::: 제시 자료 :::

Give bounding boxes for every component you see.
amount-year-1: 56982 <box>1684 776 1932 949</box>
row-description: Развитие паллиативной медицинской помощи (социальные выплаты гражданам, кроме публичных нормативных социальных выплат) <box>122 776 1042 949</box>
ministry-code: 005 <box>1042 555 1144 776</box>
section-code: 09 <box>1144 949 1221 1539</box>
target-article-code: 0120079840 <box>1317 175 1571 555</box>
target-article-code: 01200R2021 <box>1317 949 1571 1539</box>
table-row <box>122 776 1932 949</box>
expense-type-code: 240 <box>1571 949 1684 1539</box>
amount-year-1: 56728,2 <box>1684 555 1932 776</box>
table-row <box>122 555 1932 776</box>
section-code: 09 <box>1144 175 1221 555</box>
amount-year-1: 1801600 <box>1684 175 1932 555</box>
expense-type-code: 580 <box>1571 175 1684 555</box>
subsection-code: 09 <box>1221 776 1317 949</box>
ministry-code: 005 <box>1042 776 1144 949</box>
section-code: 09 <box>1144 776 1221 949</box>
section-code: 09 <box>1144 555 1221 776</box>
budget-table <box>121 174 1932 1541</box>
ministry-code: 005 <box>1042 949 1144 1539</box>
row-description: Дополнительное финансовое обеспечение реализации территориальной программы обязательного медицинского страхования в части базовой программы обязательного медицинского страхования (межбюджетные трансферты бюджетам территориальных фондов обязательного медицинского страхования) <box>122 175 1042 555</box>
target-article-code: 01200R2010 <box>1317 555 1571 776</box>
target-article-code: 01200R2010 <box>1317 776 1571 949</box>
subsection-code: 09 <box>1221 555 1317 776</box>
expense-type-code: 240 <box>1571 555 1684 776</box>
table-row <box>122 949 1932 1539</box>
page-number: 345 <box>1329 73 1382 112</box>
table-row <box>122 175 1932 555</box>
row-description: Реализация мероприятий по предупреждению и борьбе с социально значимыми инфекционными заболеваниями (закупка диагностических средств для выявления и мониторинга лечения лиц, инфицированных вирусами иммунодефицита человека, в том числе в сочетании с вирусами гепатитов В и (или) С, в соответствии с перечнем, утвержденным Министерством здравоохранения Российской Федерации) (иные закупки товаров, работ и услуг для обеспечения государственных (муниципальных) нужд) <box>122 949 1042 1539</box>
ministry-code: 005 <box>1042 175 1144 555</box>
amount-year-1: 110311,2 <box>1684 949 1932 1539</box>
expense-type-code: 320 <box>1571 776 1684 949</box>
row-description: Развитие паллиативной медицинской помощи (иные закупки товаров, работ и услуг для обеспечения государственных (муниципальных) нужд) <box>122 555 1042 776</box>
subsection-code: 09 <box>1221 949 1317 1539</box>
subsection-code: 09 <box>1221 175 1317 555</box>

:::

◆ 연습 문제
위 행들의 처음부터 "table-row <box>122 555 1932 776</box>"가 있는 행까지를 "ministry-code" 대신 "agency-code"로 고쳐서 다시 적어 주세요. 나머지 부분은 바꾸지 않습니다.

◆ 과제 풀이
Give bounding boxes for every component you see.
amount-year-1: 56982 <box>1684 776 1932 949</box>
row-description: Развитие паллиативной медицинской помощи (социальные выплаты гражданам, кроме публичных нормативных социальных выплат) <box>122 776 1042 949</box>
agency-code: 005 <box>1042 555 1144 776</box>
section-code: 09 <box>1144 949 1221 1539</box>
target-article-code: 0120079840 <box>1317 175 1571 555</box>
target-article-code: 01200R2021 <box>1317 949 1571 1539</box>
table-row <box>122 776 1932 949</box>
expense-type-code: 240 <box>1571 949 1684 1539</box>
amount-year-1: 56728,2 <box>1684 555 1932 776</box>
table-row <box>122 555 1932 776</box>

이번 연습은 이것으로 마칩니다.